>> Start Records shown

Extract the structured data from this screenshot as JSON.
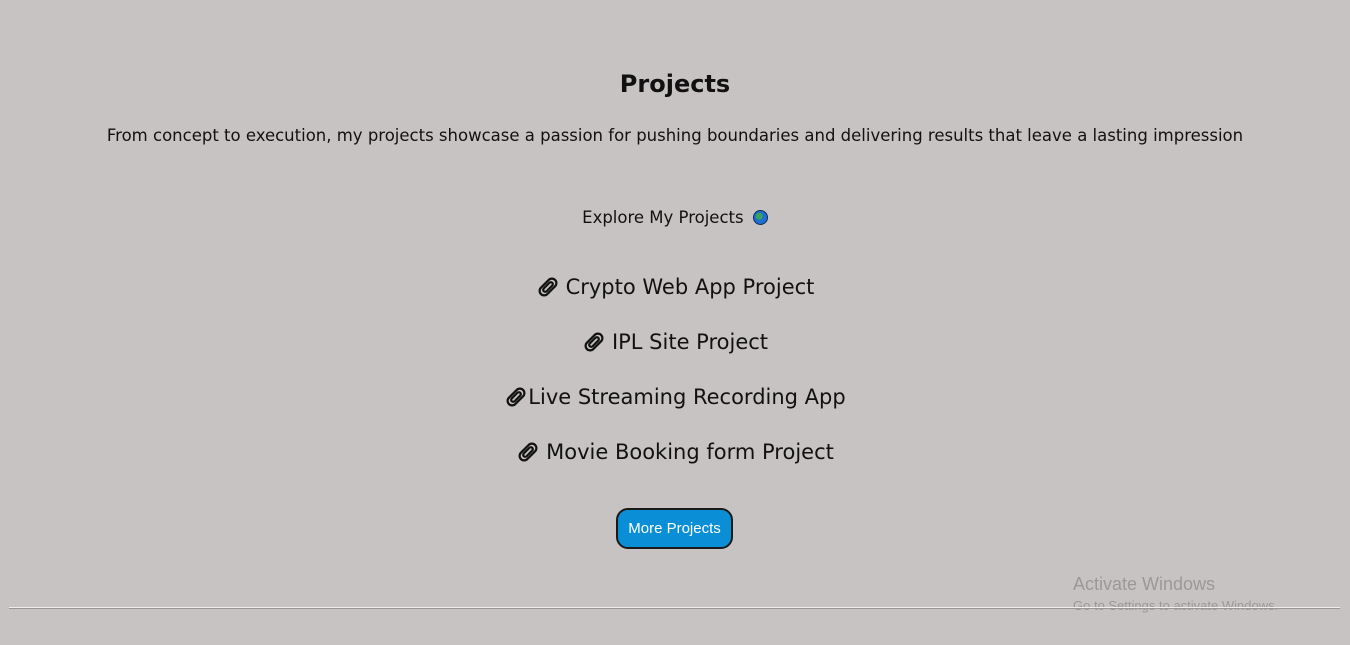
{
  "section": {
    "title": "Projects",
    "subtitle": "From concept to execution, my projects showcase a passion for pushing boundaries and delivering results that leave a lasting impression",
    "explore_label": "Explore My Projects",
    "explore_icon": "globe-icon"
  },
  "projects": [
    {
      "label": "Crypto Web App Project",
      "icon": "paperclip-icon"
    },
    {
      "label": "IPL Site Project",
      "icon": "paperclip-icon"
    },
    {
      "label": "Live Streaming Recording App",
      "icon": "paperclip-icon"
    },
    {
      "label": "Movie Booking form Project",
      "icon": "paperclip-icon"
    }
  ],
  "more_button": {
    "label": "More Projects",
    "color": "#0a8fd6"
  },
  "watermark": {
    "title": "Activate Windows",
    "subtitle": "Go to Settings to activate Windows."
  },
  "colors": {
    "background": "#c7c3c2",
    "text": "#111111"
  }
}
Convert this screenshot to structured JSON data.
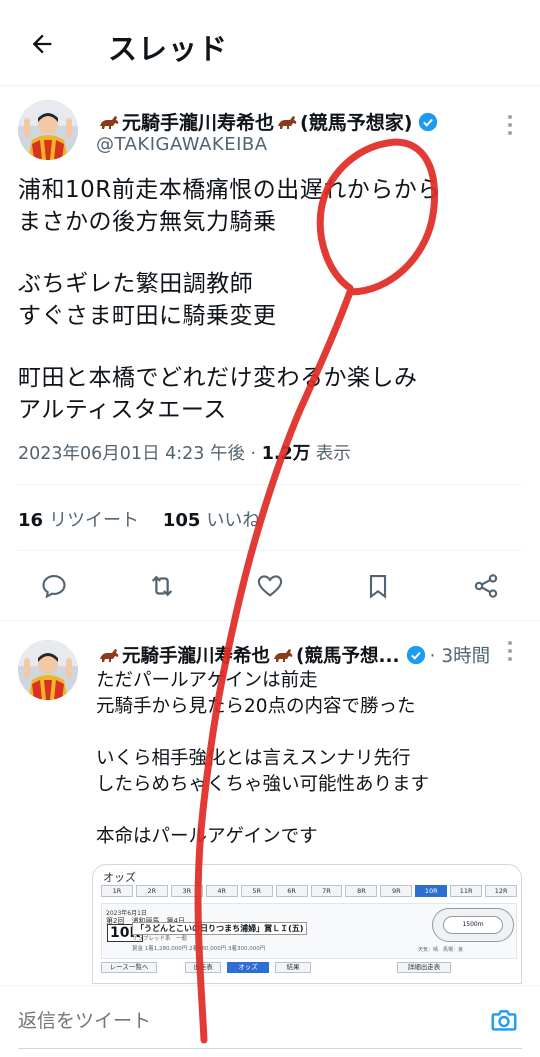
{
  "header": {
    "title": "スレッド"
  },
  "main_tweet": {
    "author": {
      "name": "元騎手瀧川寿希也",
      "name_suffix": "(競馬予想家)",
      "handle": "@TAKIGAWAKEIBA"
    },
    "text_lines": [
      "浦和10R前走本橋痛恨の出遅れからから",
      "まさかの後方無気力騎乗",
      "",
      "ぶちギレた繁田調教師",
      "すぐさま町田に騎乗変更",
      "",
      "町田と本橋でどれだけ変わるか楽しみ",
      "アルティスタエース"
    ],
    "timestamp": "2023年06月01日 4:23 午後 · ",
    "views_count": "1.2万",
    "views_label": "表示",
    "retweets_count": "16",
    "retweets_label": "リツイート",
    "likes_count": "105",
    "likes_label": "いいね"
  },
  "reply_tweet": {
    "author_name": "元騎手瀧川寿希也",
    "author_suffix": "(競馬予想...",
    "time": "· 3時間",
    "text_lines": [
      "ただパールアゲインは前走",
      "元騎手から見たら20点の内容で勝った",
      "",
      "いくら相手強化とは言えスンナリ先行",
      "したらめちゃくちゃ強い可能性あります",
      "",
      "本命はパールアゲインです"
    ],
    "media": {
      "title": "オッズ",
      "tabs": [
        "1R",
        "2R",
        "3R",
        "4R",
        "5R",
        "6R",
        "7R",
        "8R",
        "9R",
        "10R",
        "11R",
        "12R"
      ],
      "active_tab": "10R",
      "race_date": "2023年6月1日",
      "race_meet": "第2回　浦和競馬　第4日",
      "race_number": "10R",
      "race_name": "「うどんとこいの日りつまち浦婦」賞ＬＩ(五)",
      "race_distance": "1,500m",
      "race_class": "サラブレッド系　一般",
      "race_prize": "賞金 1着1,280,000円 2着480,000円 3着300,000円",
      "track_label": "1500m",
      "race_right": "天気：晴　馬場：良",
      "btn_prev": "レース一覧へ",
      "btn_table": "出走表",
      "btn_odds": "オッズ",
      "btn_result": "結果",
      "btn_detail": "詳細出走表"
    }
  },
  "compose": {
    "placeholder": "返信をツイート"
  },
  "colors": {
    "accent": "#1d9bf0",
    "secondary_text": "#536471",
    "scribble": "#e02a24"
  }
}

>> End Records shown

> Problem description
Write out the entries above verbatim; the pictures do not belong in your copy.

> Result
Extract the structured data from this screenshot as JSON.
{
  "section": {
    "title": "Projects",
    "subtitle": "From concept to execution, my projects showcase a passion for pushing boundaries and delivering results that leave a lasting impression",
    "explore_label": "Explore My Projects",
    "explore_icon": "globe-icon"
  },
  "projects": [
    {
      "label": "Crypto Web App Project",
      "icon": "paperclip-icon"
    },
    {
      "label": "IPL Site Project",
      "icon": "paperclip-icon"
    },
    {
      "label": "Live Streaming Recording App",
      "icon": "paperclip-icon"
    },
    {
      "label": "Movie Booking form Project",
      "icon": "paperclip-icon"
    }
  ],
  "more_button": {
    "label": "More Projects",
    "color": "#0a8fd6"
  },
  "watermark": {
    "title": "Activate Windows",
    "subtitle": "Go to Settings to activate Windows."
  },
  "colors": {
    "background": "#c7c3c2",
    "text": "#111111"
  }
}
Convert this screenshot to structured JSON data.
{
  "header": {
    "title": "スレッド"
  },
  "main_tweet": {
    "author": {
      "name": "元騎手瀧川寿希也",
      "name_suffix": "(競馬予想家)",
      "handle": "@TAKIGAWAKEIBA"
    },
    "text_lines": [
      "浦和10R前走本橋痛恨の出遅れからから",
      "まさかの後方無気力騎乗",
      "",
      "ぶちギレた繁田調教師",
      "すぐさま町田に騎乗変更",
      "",
      "町田と本橋でどれだけ変わるか楽しみ",
      "アルティスタエース"
    ],
    "timestamp": "2023年06月01日 4:23 午後 · ",
    "views_count": "1.2万",
    "views_label": "表示",
    "retweets_count": "16",
    "retweets_label": "リツイート",
    "likes_count": "105",
    "likes_label": "いいね"
  },
  "reply_tweet": {
    "author_name": "元騎手瀧川寿希也",
    "author_suffix": "(競馬予想...",
    "time": "· 3時間",
    "text_lines": [
      "ただパールアゲインは前走",
      "元騎手から見たら20点の内容で勝った",
      "",
      "いくら相手強化とは言えスンナリ先行",
      "したらめちゃくちゃ強い可能性あります",
      "",
      "本命はパールアゲインです"
    ],
    "media": {
      "title": "オッズ",
      "tabs": [
        "1R",
        "2R",
        "3R",
        "4R",
        "5R",
        "6R",
        "7R",
        "8R",
        "9R",
        "10R",
        "11R",
        "12R"
      ],
      "active_tab": "10R",
      "race_date": "2023年6月1日",
      "race_meet": "第2回　浦和競馬　第4日",
      "race_number": "10R",
      "race_name": "「うどんとこいの日りつまち浦婦」賞ＬＩ(五)",
      "race_distance": "1,500m",
      "race_class": "サラブレッド系　一般",
      "race_prize": "賞金 1着1,280,000円 2着480,000円 3着300,000円",
      "track_label": "1500m",
      "race_right": "天気：晴　馬場：良",
      "btn_prev": "レース一覧へ",
      "btn_table": "出走表",
      "btn_odds": "オッズ",
      "btn_result": "結果",
      "btn_detail": "詳細出走表"
    }
  },
  "compose": {
    "placeholder": "返信をツイート"
  },
  "colors": {
    "accent": "#1d9bf0",
    "secondary_text": "#536471",
    "scribble": "#e02a24"
  }
}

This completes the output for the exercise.